What the exercise asks
Only the pictures stay out; every record is to be quoted exactly.

Data provided
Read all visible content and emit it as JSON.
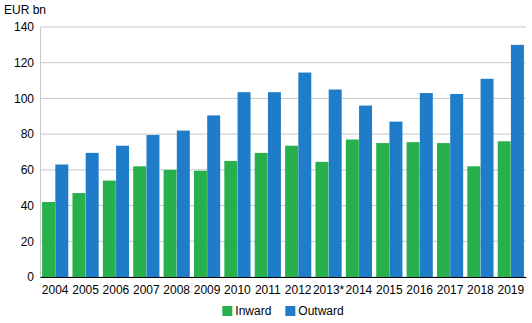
{
  "chart_data": {
    "type": "bar",
    "y_label": "EUR bn",
    "categories": [
      "2004",
      "2005",
      "2006",
      "2007",
      "2008",
      "2009",
      "2010",
      "2011",
      "2012",
      "2013*",
      "2014",
      "2015",
      "2016",
      "2017",
      "2018",
      "2019"
    ],
    "series": [
      {
        "name": "Inward",
        "color": "#27b04b",
        "values": [
          42,
          47,
          54,
          62,
          60,
          59.5,
          65,
          69.5,
          73.5,
          64.5,
          77,
          75,
          75.5,
          75,
          62,
          76
        ]
      },
      {
        "name": "Outward",
        "color": "#1f7cc8",
        "values": [
          63,
          69.5,
          73.5,
          79.5,
          82,
          90.5,
          103.5,
          103.5,
          114.5,
          105,
          96,
          87,
          103,
          102.5,
          111,
          130
        ]
      }
    ],
    "ylim": [
      0,
      140
    ],
    "yticks": [
      0,
      20,
      40,
      60,
      80,
      100,
      120,
      140
    ],
    "grid": true,
    "legend": "bottom"
  }
}
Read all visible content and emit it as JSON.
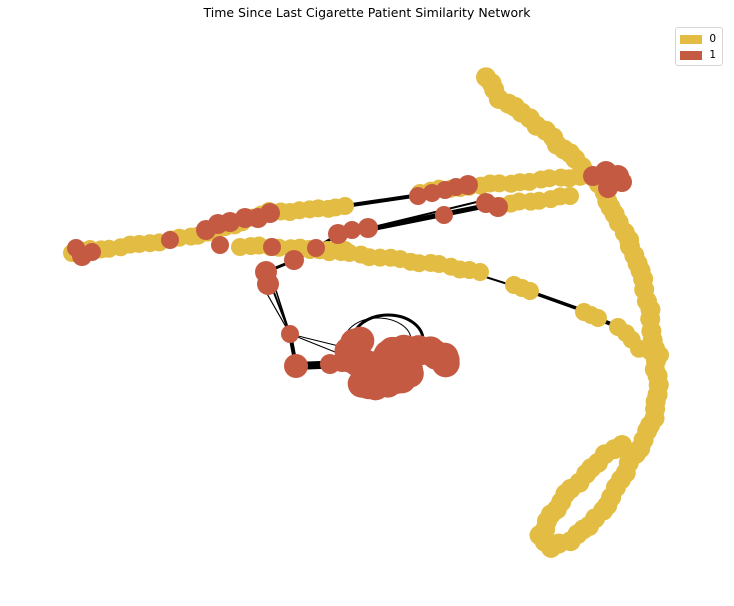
{
  "title": "Time Since Last Cigarette Patient Similarity Network",
  "legend": [
    {
      "label": "0",
      "color": "#e3bd43"
    },
    {
      "label": "1",
      "color": "#c55a43"
    }
  ],
  "colors": {
    "class_0": "#e3bd43",
    "class_1": "#c55a43",
    "edge": "#000000"
  }
}
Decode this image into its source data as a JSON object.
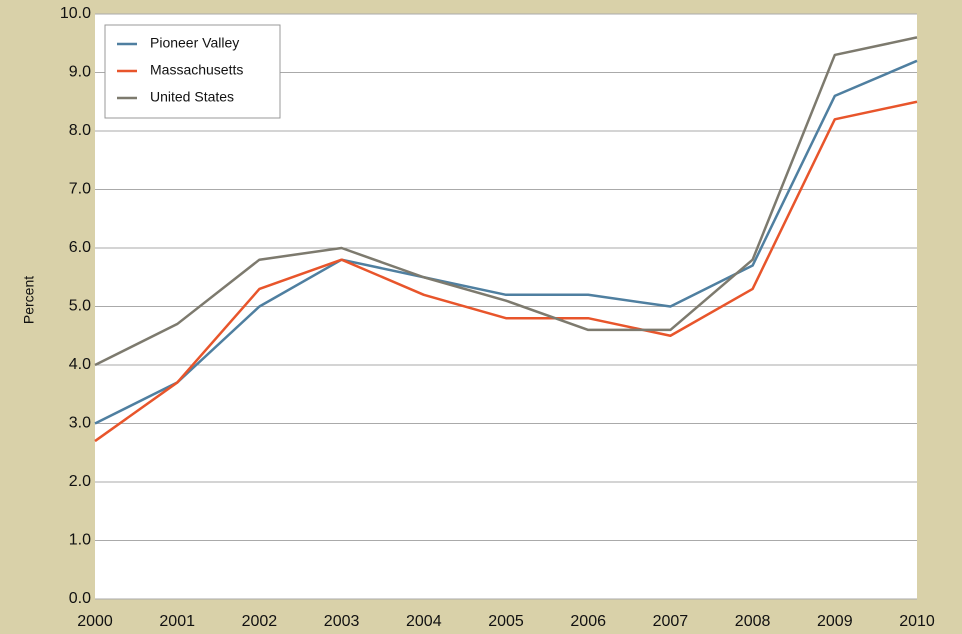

Solution to this task
Read all visible content and emit it as JSON.
{
  "chart_data": {
    "type": "bar",
    "y_label": "EUR bn",
    "categories": [
      "2004",
      "2005",
      "2006",
      "2007",
      "2008",
      "2009",
      "2010",
      "2011",
      "2012",
      "2013*",
      "2014",
      "2015",
      "2016",
      "2017",
      "2018",
      "2019"
    ],
    "series": [
      {
        "name": "Inward",
        "color": "#27b04b",
        "values": [
          42,
          47,
          54,
          62,
          60,
          59.5,
          65,
          69.5,
          73.5,
          64.5,
          77,
          75,
          75.5,
          75,
          62,
          76
        ]
      },
      {
        "name": "Outward",
        "color": "#1f7cc8",
        "values": [
          63,
          69.5,
          73.5,
          79.5,
          82,
          90.5,
          103.5,
          103.5,
          114.5,
          105,
          96,
          87,
          103,
          102.5,
          111,
          130
        ]
      }
    ],
    "ylim": [
      0,
      140
    ],
    "yticks": [
      0,
      20,
      40,
      60,
      80,
      100,
      120,
      140
    ],
    "grid": true,
    "legend": "bottom"
  }
}
Read all visible content and emit it as JSON.
{
  "title": "Time Since Last Cigarette Patient Similarity Network",
  "legend": [
    {
      "label": "0",
      "color": "#e3bd43"
    },
    {
      "label": "1",
      "color": "#c55a43"
    }
  ],
  "colors": {
    "class_0": "#e3bd43",
    "class_1": "#c55a43",
    "edge": "#000000"
  }
}
Decode this image into its source data as a JSON object.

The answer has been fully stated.